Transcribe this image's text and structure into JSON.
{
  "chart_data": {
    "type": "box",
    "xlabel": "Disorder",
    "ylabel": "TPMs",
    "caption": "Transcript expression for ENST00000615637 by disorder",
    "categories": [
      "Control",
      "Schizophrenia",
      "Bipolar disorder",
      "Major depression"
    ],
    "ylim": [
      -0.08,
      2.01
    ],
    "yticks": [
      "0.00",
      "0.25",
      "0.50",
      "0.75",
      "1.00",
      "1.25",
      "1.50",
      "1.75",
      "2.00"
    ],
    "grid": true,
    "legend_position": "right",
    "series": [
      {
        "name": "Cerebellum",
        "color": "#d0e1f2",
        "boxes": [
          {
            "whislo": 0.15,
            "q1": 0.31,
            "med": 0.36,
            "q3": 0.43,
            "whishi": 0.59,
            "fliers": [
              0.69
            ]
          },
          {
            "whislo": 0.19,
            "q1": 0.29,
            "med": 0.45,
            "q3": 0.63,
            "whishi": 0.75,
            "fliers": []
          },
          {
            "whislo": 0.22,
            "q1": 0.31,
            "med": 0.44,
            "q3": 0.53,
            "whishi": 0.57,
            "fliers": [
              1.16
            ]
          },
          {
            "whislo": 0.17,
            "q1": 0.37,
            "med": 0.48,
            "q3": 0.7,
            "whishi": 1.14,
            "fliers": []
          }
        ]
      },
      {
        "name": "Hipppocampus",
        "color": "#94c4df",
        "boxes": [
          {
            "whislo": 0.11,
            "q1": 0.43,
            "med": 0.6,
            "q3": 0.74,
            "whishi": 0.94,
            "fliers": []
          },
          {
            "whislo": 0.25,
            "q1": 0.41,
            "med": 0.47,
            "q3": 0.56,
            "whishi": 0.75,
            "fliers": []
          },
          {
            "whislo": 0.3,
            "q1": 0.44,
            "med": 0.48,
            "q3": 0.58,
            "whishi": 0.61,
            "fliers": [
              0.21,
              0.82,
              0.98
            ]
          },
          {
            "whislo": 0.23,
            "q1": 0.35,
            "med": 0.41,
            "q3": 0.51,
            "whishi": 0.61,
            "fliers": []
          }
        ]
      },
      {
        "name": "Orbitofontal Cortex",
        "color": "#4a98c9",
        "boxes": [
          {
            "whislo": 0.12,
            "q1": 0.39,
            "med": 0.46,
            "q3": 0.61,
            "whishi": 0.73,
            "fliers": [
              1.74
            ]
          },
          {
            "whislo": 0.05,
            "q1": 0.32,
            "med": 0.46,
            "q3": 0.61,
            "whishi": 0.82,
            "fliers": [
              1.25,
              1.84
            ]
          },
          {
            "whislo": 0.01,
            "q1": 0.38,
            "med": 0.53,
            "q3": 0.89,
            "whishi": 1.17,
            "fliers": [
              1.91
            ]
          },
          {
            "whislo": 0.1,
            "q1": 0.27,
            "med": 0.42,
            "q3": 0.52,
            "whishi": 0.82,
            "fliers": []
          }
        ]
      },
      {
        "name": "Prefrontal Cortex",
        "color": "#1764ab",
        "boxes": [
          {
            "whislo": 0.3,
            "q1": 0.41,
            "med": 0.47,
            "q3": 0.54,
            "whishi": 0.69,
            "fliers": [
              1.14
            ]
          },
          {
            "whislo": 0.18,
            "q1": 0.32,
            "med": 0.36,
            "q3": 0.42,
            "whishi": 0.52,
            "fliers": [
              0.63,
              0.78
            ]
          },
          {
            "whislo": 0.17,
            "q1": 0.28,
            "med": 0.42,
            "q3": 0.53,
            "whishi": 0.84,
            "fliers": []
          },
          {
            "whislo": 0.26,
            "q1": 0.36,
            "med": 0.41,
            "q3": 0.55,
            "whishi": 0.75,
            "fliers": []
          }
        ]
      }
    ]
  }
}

* [The exercise]
Take the entries above and transcribe them in full.

* [Full answer]
Transcribe this image's text and structure into JSON.
{
  "chart_data": {
    "type": "box",
    "xlabel": "Disorder",
    "ylabel": "TPMs",
    "caption": "Transcript expression for ENST00000615637 by disorder",
    "categories": [
      "Control",
      "Schizophrenia",
      "Bipolar disorder",
      "Major depression"
    ],
    "ylim": [
      -0.08,
      2.01
    ],
    "yticks": [
      "0.00",
      "0.25",
      "0.50",
      "0.75",
      "1.00",
      "1.25",
      "1.50",
      "1.75",
      "2.00"
    ],
    "grid": true,
    "legend_position": "right",
    "series": [
      {
        "name": "Cerebellum",
        "color": "#d0e1f2",
        "boxes": [
          {
            "whislo": 0.15,
            "q1": 0.31,
            "med": 0.36,
            "q3": 0.43,
            "whishi": 0.59,
            "fliers": [
              0.69
            ]
          },
          {
            "whislo": 0.19,
            "q1": 0.29,
            "med": 0.45,
            "q3": 0.63,
            "whishi": 0.75,
            "fliers": []
          },
          {
            "whislo": 0.22,
            "q1": 0.31,
            "med": 0.44,
            "q3": 0.53,
            "whishi": 0.57,
            "fliers": [
              1.16
            ]
          },
          {
            "whislo": 0.17,
            "q1": 0.37,
            "med": 0.48,
            "q3": 0.7,
            "whishi": 1.14,
            "fliers": []
          }
        ]
      },
      {
        "name": "Hipppocampus",
        "color": "#94c4df",
        "boxes": [
          {
            "whislo": 0.11,
            "q1": 0.43,
            "med": 0.6,
            "q3": 0.74,
            "whishi": 0.94,
            "fliers": []
          },
          {
            "whislo": 0.25,
            "q1": 0.41,
            "med": 0.47,
            "q3": 0.56,
            "whishi": 0.75,
            "fliers": []
          },
          {
            "whislo": 0.3,
            "q1": 0.44,
            "med": 0.48,
            "q3": 0.58,
            "whishi": 0.61,
            "fliers": [
              0.21,
              0.82,
              0.98
            ]
          },
          {
            "whislo": 0.23,
            "q1": 0.35,
            "med": 0.41,
            "q3": 0.51,
            "whishi": 0.61,
            "fliers": []
          }
        ]
      },
      {
        "name": "Orbitofontal Cortex",
        "color": "#4a98c9",
        "boxes": [
          {
            "whislo": 0.12,
            "q1": 0.39,
            "med": 0.46,
            "q3": 0.61,
            "whishi": 0.73,
            "fliers": [
              1.74
            ]
          },
          {
            "whislo": 0.05,
            "q1": 0.32,
            "med": 0.46,
            "q3": 0.61,
            "whishi": 0.82,
            "fliers": [
              1.25,
              1.84
            ]
          },
          {
            "whislo": 0.01,
            "q1": 0.38,
            "med": 0.53,
            "q3": 0.89,
            "whishi": 1.17,
            "fliers": [
              1.91
            ]
          },
          {
            "whislo": 0.1,
            "q1": 0.27,
            "med": 0.42,
            "q3": 0.52,
            "whishi": 0.82,
            "fliers": []
          }
        ]
      },
      {
        "name": "Prefrontal Cortex",
        "color": "#1764ab",
        "boxes": [
          {
            "whislo": 0.3,
            "q1": 0.41,
            "med": 0.47,
            "q3": 0.54,
            "whishi": 0.69,
            "fliers": [
              1.14
            ]
          },
          {
            "whislo": 0.18,
            "q1": 0.32,
            "med": 0.36,
            "q3": 0.42,
            "whishi": 0.52,
            "fliers": [
              0.63,
              0.78
            ]
          },
          {
            "whislo": 0.17,
            "q1": 0.28,
            "med": 0.42,
            "q3": 0.53,
            "whishi": 0.84,
            "fliers": []
          },
          {
            "whislo": 0.26,
            "q1": 0.36,
            "med": 0.41,
            "q3": 0.55,
            "whishi": 0.75,
            "fliers": []
          }
        ]
      }
    ]
  }
}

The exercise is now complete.